• _EXERCISE DIRECTIONS_:
Find every line with the word "cite". Copy those lines.

# # #

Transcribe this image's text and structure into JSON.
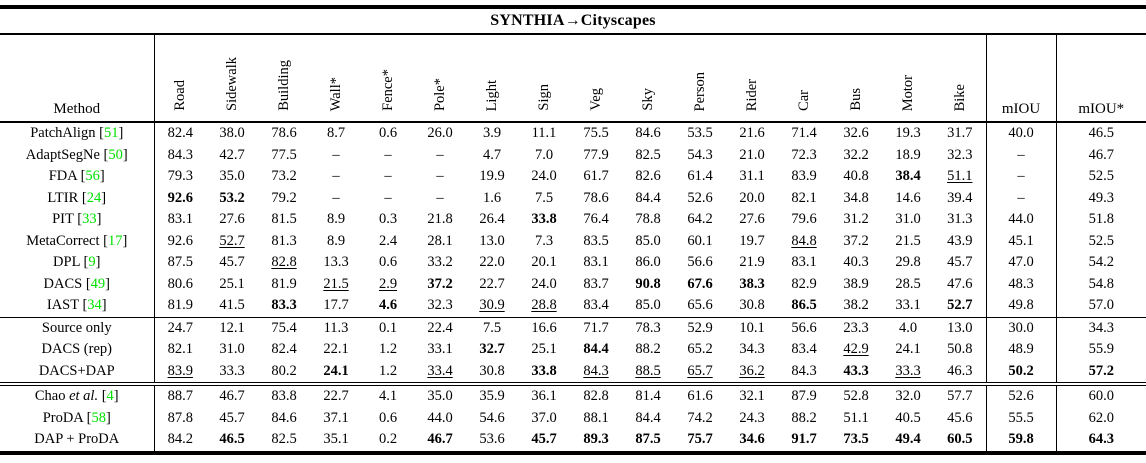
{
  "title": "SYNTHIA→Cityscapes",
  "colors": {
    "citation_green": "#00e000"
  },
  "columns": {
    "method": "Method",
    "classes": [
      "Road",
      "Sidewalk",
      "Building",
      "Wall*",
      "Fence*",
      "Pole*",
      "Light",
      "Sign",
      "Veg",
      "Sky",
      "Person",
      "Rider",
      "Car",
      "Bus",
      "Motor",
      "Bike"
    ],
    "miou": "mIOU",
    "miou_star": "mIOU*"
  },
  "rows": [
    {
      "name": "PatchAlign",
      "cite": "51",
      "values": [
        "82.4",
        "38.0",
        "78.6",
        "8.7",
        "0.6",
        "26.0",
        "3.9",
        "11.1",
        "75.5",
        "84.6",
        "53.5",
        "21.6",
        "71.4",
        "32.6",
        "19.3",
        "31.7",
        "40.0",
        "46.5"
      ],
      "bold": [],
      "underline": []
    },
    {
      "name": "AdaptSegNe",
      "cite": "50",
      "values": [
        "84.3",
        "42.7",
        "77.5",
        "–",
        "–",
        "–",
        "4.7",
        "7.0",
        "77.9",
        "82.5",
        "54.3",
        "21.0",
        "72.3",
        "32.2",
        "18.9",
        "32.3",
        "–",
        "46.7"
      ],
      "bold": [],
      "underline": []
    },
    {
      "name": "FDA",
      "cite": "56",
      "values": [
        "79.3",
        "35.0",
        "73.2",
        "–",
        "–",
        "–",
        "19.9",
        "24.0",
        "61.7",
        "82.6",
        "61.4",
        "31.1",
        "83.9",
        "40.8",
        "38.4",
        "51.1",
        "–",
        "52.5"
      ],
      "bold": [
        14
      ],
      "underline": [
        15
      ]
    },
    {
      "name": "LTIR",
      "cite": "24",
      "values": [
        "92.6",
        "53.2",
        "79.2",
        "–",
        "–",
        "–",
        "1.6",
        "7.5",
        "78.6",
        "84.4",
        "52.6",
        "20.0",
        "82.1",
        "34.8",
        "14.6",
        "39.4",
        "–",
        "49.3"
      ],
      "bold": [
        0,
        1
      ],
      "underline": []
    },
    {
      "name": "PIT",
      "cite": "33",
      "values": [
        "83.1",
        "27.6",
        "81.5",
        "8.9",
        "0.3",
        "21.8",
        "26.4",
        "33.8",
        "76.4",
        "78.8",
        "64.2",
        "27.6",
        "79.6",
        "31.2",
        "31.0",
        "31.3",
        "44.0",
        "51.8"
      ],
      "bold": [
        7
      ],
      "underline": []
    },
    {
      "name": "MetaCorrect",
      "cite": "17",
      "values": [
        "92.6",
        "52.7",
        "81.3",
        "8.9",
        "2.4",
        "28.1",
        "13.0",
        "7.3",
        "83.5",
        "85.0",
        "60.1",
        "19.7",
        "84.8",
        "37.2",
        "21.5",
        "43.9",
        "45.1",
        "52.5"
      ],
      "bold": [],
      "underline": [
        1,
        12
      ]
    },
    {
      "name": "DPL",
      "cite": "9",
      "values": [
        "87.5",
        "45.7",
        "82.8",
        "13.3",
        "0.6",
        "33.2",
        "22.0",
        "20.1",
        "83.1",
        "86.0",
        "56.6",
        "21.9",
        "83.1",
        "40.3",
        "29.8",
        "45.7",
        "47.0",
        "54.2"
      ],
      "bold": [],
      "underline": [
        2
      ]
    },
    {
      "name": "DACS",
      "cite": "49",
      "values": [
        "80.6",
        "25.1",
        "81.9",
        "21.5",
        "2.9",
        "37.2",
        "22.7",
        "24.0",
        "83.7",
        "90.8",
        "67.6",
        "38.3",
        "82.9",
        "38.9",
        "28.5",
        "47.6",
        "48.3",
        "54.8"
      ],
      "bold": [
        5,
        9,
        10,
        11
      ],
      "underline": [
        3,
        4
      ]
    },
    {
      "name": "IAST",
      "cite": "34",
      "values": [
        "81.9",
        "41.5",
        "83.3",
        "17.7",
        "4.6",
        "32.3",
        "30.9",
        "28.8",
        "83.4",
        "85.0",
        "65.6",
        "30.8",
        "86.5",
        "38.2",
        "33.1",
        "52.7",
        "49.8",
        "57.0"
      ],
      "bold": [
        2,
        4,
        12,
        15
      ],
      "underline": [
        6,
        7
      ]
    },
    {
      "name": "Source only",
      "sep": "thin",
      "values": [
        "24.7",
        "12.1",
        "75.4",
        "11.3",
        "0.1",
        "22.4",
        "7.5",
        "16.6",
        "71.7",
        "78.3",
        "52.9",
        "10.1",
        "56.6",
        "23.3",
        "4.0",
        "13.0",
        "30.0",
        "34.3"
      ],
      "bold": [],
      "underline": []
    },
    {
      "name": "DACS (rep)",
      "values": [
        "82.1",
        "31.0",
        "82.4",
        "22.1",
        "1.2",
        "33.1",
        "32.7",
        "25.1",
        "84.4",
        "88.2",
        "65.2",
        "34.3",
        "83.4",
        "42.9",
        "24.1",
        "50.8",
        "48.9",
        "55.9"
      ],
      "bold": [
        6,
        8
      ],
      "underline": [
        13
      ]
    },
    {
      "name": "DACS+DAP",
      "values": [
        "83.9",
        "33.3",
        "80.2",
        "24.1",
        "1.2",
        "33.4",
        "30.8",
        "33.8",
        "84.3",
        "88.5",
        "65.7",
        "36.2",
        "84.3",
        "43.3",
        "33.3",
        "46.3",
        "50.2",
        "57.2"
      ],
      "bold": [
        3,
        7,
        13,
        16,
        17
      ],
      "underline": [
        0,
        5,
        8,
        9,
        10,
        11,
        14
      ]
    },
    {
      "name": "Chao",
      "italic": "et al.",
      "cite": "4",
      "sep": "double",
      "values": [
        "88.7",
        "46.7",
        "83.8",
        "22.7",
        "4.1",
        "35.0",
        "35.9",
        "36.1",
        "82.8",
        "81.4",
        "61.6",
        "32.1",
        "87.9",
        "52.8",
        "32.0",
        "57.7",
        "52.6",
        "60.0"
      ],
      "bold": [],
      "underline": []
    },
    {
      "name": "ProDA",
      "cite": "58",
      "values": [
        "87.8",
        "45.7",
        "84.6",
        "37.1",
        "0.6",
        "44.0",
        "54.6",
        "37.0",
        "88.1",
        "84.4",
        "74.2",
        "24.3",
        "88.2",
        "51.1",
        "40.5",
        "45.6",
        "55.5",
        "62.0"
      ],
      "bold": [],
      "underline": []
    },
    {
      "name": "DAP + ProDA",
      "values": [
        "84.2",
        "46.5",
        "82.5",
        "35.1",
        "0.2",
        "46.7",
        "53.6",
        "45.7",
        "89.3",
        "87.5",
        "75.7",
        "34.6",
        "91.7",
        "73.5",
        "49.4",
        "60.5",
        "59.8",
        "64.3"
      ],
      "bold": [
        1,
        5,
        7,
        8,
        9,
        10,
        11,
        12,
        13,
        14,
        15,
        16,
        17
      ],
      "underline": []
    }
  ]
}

# # #

• _SOLUTION TO THE PROBLEM_:
      "cite": "51",
      "cite": "50",
      "cite": "56",
      "cite": "24",
      "cite": "33",
      "cite": "17",
      "cite": "9",
      "cite": "49",
      "cite": "34",
      "cite": "4",
      "cite": "58",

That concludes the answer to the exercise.